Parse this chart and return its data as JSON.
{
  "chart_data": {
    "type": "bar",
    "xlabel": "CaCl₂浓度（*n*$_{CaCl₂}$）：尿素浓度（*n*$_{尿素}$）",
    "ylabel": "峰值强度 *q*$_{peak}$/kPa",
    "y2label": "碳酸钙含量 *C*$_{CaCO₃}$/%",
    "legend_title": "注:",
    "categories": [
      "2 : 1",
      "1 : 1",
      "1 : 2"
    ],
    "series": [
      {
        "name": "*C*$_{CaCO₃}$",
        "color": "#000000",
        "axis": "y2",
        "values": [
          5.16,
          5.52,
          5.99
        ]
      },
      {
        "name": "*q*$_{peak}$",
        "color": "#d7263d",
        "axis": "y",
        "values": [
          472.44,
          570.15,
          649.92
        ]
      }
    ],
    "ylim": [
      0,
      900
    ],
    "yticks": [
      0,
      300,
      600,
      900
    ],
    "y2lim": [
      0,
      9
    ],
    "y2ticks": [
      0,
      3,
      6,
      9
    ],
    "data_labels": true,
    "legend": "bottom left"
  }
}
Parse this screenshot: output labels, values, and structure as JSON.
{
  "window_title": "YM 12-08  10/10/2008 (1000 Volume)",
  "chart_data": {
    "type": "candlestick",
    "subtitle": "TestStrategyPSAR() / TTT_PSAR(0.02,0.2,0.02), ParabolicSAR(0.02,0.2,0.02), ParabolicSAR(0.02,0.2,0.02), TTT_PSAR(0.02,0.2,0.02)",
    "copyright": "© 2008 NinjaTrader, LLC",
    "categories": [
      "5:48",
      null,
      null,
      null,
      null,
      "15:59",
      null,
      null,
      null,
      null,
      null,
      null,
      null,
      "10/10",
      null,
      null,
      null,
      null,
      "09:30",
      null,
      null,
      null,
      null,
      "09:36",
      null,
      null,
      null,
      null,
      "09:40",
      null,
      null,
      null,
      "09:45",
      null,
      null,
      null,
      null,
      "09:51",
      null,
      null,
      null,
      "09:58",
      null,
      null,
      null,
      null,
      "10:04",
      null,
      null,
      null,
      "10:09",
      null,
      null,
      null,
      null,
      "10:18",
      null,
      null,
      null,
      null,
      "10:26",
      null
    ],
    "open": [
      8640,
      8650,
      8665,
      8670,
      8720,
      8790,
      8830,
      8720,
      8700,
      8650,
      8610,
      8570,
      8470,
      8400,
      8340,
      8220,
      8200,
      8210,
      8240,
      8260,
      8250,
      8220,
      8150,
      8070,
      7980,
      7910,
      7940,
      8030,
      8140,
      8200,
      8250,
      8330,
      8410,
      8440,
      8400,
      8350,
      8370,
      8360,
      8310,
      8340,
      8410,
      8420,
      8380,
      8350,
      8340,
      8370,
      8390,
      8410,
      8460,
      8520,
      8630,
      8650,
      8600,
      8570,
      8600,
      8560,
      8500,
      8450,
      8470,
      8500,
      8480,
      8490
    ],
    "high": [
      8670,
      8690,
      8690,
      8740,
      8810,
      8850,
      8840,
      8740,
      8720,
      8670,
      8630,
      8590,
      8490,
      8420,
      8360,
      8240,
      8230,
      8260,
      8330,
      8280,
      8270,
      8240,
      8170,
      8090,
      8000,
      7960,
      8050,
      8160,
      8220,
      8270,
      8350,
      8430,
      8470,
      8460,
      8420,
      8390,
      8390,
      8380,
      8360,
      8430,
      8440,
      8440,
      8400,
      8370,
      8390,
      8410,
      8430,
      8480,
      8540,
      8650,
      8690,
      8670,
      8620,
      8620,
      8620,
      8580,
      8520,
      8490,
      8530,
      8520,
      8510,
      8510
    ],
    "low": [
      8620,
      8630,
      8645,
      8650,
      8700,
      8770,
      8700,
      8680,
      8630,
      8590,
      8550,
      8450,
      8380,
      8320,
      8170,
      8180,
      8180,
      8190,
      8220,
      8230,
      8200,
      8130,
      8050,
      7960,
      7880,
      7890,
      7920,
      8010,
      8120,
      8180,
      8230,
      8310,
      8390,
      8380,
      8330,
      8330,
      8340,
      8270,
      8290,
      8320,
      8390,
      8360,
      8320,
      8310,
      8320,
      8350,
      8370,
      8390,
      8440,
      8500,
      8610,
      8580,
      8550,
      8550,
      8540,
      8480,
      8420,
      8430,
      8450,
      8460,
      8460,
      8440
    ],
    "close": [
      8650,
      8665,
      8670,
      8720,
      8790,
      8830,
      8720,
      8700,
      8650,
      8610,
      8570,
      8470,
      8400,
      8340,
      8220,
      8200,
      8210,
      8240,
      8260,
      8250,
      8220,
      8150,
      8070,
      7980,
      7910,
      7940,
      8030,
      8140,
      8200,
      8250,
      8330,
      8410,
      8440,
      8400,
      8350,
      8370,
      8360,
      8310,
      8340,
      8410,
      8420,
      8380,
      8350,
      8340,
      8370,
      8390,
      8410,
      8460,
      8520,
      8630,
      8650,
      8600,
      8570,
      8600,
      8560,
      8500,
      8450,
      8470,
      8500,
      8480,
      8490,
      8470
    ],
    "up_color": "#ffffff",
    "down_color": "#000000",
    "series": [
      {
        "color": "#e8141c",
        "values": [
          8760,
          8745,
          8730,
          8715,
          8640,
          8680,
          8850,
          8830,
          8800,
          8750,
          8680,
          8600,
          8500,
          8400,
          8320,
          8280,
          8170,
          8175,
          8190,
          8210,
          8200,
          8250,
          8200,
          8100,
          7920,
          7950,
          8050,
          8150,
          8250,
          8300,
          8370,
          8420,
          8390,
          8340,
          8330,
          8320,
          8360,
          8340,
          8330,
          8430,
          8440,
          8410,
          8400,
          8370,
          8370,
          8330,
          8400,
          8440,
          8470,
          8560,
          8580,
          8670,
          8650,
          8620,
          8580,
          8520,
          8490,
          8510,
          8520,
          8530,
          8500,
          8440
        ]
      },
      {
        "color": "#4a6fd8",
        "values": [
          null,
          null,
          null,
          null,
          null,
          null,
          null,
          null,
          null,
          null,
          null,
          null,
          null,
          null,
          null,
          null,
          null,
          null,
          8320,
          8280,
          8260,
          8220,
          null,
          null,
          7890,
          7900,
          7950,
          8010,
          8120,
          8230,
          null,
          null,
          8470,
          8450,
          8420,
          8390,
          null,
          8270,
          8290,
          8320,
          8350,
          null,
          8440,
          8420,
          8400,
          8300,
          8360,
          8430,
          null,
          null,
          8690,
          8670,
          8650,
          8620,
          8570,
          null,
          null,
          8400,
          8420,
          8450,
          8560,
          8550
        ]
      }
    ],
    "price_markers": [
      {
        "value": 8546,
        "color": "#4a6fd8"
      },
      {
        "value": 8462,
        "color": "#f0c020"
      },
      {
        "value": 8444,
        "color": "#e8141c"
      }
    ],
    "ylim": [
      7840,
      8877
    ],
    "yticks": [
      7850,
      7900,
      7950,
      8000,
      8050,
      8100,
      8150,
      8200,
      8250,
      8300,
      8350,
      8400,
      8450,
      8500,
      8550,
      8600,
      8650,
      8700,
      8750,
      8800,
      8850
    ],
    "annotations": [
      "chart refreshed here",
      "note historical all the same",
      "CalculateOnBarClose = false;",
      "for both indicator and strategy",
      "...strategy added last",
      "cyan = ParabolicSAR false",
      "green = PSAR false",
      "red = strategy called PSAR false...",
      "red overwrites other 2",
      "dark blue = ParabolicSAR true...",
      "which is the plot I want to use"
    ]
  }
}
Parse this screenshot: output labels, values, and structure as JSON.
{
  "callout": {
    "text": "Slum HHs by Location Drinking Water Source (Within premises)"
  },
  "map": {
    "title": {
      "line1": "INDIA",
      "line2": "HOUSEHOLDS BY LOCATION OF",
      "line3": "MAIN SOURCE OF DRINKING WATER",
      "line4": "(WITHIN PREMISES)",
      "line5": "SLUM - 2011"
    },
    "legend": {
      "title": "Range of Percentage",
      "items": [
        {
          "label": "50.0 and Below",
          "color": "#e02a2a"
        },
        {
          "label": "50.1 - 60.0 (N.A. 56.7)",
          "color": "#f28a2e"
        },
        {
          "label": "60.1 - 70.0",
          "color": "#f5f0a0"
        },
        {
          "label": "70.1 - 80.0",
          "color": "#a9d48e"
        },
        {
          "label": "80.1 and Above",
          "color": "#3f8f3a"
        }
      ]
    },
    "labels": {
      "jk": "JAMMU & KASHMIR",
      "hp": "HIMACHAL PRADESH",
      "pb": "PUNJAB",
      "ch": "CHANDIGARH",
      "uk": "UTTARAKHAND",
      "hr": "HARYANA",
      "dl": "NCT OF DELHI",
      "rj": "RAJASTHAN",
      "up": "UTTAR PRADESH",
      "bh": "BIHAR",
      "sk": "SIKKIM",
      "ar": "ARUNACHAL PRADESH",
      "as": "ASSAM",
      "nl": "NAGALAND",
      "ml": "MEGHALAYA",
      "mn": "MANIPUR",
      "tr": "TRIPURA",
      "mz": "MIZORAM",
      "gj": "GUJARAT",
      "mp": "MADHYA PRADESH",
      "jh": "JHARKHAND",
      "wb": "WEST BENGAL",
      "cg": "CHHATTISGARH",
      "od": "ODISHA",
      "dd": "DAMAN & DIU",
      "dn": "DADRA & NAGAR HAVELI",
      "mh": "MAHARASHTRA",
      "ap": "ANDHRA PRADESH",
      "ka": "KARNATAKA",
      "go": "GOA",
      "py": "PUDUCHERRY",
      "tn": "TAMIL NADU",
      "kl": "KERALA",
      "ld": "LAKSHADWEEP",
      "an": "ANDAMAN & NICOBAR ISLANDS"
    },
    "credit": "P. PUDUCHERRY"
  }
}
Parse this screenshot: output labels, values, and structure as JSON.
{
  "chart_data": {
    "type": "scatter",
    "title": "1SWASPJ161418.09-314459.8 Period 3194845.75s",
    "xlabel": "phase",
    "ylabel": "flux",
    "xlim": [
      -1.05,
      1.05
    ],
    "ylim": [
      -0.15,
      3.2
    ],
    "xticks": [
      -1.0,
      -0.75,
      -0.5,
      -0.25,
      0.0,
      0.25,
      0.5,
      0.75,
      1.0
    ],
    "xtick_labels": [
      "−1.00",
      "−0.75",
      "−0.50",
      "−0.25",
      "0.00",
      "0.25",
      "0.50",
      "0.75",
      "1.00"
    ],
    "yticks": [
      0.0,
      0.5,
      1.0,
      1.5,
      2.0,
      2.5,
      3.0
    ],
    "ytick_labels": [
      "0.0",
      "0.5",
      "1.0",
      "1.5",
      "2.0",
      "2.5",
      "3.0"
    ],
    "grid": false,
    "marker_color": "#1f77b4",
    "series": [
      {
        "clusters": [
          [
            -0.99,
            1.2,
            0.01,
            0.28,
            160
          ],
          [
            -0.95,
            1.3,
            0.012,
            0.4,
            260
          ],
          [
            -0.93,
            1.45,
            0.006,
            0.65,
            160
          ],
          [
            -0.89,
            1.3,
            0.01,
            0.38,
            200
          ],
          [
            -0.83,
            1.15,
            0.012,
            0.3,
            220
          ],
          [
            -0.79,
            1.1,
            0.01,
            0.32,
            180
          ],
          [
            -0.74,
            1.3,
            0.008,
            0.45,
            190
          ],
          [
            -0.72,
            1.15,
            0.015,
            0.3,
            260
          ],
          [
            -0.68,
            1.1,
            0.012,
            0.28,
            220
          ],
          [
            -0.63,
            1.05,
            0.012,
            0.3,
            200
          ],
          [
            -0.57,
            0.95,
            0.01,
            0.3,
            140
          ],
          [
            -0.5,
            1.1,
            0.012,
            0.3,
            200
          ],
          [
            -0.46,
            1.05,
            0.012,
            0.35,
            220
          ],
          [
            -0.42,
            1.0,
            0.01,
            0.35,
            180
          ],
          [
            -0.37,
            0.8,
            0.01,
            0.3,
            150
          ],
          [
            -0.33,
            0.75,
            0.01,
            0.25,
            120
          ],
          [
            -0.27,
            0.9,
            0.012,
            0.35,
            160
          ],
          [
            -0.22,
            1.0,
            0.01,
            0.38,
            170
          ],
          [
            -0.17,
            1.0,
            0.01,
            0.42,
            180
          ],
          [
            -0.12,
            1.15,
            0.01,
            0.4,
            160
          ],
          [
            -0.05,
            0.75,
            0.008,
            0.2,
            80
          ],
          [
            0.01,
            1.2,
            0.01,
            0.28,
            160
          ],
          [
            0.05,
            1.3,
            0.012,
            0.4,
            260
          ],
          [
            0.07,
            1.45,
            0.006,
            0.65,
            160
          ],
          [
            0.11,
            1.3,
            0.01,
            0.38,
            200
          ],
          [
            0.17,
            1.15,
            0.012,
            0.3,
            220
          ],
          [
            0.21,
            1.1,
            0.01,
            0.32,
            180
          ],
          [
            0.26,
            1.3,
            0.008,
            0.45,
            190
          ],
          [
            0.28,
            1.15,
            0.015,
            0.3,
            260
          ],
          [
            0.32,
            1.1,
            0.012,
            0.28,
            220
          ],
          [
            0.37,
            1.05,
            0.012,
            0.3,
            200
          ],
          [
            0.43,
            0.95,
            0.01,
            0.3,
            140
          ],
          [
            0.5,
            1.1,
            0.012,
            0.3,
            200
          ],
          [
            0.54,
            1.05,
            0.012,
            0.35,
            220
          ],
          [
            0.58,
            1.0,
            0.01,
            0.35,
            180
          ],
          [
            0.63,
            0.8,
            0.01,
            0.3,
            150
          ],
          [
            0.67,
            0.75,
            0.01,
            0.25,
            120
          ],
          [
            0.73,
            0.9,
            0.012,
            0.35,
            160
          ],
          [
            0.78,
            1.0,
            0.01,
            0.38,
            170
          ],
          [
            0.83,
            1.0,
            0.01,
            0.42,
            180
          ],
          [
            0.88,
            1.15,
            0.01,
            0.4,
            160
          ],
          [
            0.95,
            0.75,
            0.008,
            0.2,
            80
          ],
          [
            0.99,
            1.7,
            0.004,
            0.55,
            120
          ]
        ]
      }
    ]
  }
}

:::::

* [PROMPT] Output nothing but the number of lines in the data containing the string "type".

* [TASK RESPONSE] 3